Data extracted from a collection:
★ ★ ★ ★

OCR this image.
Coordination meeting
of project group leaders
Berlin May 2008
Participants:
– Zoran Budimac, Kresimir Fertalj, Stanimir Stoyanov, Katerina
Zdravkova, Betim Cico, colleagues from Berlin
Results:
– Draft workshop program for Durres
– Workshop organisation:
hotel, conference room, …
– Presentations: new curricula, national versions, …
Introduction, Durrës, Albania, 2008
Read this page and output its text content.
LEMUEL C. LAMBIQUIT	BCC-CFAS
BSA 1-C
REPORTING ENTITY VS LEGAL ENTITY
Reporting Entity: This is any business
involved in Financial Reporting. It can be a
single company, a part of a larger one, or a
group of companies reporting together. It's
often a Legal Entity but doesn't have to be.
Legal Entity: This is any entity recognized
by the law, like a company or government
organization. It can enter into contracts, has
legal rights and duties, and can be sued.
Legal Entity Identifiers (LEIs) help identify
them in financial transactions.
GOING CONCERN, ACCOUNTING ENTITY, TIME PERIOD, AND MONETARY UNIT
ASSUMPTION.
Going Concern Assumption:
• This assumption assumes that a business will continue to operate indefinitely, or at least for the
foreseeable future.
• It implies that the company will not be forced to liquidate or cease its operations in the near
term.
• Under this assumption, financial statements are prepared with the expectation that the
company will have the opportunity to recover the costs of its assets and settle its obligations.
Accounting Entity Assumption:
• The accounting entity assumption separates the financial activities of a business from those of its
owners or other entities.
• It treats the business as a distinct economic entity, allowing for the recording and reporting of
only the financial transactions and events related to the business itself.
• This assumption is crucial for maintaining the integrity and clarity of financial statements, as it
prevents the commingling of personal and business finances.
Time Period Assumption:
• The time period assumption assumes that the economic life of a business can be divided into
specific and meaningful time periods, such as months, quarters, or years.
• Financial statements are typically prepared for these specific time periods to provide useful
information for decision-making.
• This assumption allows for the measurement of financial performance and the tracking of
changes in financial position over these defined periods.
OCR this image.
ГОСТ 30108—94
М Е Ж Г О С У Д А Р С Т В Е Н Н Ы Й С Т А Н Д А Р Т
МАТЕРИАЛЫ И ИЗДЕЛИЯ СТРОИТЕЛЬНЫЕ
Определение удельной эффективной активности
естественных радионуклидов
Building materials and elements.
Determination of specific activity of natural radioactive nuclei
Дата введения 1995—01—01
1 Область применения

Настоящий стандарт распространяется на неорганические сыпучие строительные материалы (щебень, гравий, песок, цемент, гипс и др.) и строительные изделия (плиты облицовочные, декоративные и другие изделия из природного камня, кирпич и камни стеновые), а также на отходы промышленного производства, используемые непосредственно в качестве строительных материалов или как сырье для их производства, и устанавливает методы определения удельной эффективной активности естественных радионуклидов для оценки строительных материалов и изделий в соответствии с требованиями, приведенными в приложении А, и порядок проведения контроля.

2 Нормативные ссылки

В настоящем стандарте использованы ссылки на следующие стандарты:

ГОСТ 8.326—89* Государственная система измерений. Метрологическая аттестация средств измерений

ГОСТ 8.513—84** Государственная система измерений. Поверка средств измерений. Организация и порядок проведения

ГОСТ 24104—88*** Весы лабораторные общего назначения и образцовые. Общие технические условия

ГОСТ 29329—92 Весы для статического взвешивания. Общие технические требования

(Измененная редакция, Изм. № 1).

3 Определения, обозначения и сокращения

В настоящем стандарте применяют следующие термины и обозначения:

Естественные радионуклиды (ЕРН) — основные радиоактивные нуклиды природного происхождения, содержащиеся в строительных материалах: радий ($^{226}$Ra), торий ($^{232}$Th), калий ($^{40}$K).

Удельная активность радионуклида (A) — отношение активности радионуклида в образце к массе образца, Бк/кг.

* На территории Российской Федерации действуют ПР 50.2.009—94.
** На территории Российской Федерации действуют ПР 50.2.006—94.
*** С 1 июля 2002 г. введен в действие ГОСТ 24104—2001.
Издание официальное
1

★ ★ ★ ★

Exercise details
Go through the entries and repeat each one exactly.

Task output
OCR this image.
Coordination meeting
of project group leaders
Berlin May 2008
Participants:
– Zoran Budimac, Kresimir Fertalj, Stanimir Stoyanov, Katerina
Zdravkova, Betim Cico, colleagues from Berlin
Results:
– Draft workshop program for Durres
– Workshop organisation:
hotel, conference room, …
– Presentations: new curricula, national versions, …
Introduction, Durrës, Albania, 2008
Read this page and output its text content.
LEMUEL C. LAMBIQUIT	BCC-CFAS
BSA 1-C
REPORTING ENTITY VS LEGAL ENTITY
Reporting Entity: This is any business
involved in Financial Reporting. It can be a
single company, a part of a larger one, or a
group of companies reporting together. It's
often a Legal Entity but doesn't have to be.
Legal Entity: This is any entity recognized
by the law, like a company or government
organization. It can enter into contracts, has
legal rights and duties, and can be sued.
Legal Entity Identifiers (LEIs) help identify
them in financial transactions.
GOING CONCERN, ACCOUNTING ENTITY, TIME PERIOD, AND MONETARY UNIT
ASSUMPTION.
Going Concern Assumption:
• This assumption assumes that a business will continue to operate indefinitely, or at least for the
foreseeable future.
• It implies that the company will not be forced to liquidate or cease its operations in the near
term.
• Under this assumption, financial statements are prepared with the expectation that the
company will have the opportunity to recover the costs of its assets and settle its obligations.
Accounting Entity Assumption:
• The accounting entity assumption separates the financial activities of a business from those of its
owners or other entities.
• It treats the business as a distinct economic entity, allowing for the recording and reporting of
only the financial transactions and events related to the business itself.
• This assumption is crucial for maintaining the integrity and clarity of financial statements, as it
prevents the commingling of personal and business finances.
Time Period Assumption:
• The time period assumption assumes that the economic life of a business can be divided into
specific and meaningful time periods, such as months, quarters, or years.
• Financial statements are typically prepared for these specific time periods to provide useful
information for decision-making.
• This assumption allows for the measurement of financial performance and the tracking of
changes in financial position over these defined periods.
OCR this image.
ГОСТ 30108—94
М Е Ж Г О С У Д А Р С Т В Е Н Н Ы Й С Т А Н Д А Р Т
МАТЕРИАЛЫ И ИЗДЕЛИЯ СТРОИТЕЛЬНЫЕ
Определение удельной эффективной активности
естественных радионуклидов
Building materials and elements.
Determination of specific activity of natural radioactive nuclei
Дата введения 1995—01—01
1 Область применения

Настоящий стандарт распространяется на неорганические сыпучие строительные материалы (щебень, гравий, песок, цемент, гипс и др.) и строительные изделия (плиты облицовочные, декоративные и другие изделия из природного камня, кирпич и камни стеновые), а также на отходы промышленного производства, используемые непосредственно в качестве строительных материалов или как сырье для их производства, и устанавливает методы определения удельной эффективной активности естественных радионуклидов для оценки строительных материалов и изделий в соответствии с требованиями, приведенными в приложении А, и порядок проведения контроля.

2 Нормативные ссылки

В настоящем стандарте использованы ссылки на следующие стандарты:

ГОСТ 8.326—89* Государственная система измерений. Метрологическая аттестация средств измерений

ГОСТ 8.513—84** Государственная система измерений. Поверка средств измерений. Организация и порядок проведения

ГОСТ 24104—88*** Весы лабораторные общего назначения и образцовые. Общие технические условия

ГОСТ 29329—92 Весы для статического взвешивания. Общие технические требования

(Измененная редакция, Изм. № 1).

3 Определения, обозначения и сокращения

В настоящем стандарте применяют следующие термины и обозначения:

Естественные радионуклиды (ЕРН) — основные радиоактивные нуклиды природного происхождения, содержащиеся в строительных материалах: радий ($^{226}$Ra), торий ($^{232}$Th), калий ($^{40}$K).

Удельная активность радионуклида (A) — отношение активности радионуклида в образце к массе образца, Бк/кг.

* На территории Российской Федерации действуют ПР 50.2.009—94.
** На территории Российской Федерации действуют ПР 50.2.006—94.
*** С 1 июля 2002 г. введен в действие ГОСТ 24104—2001.
Издание официальное
1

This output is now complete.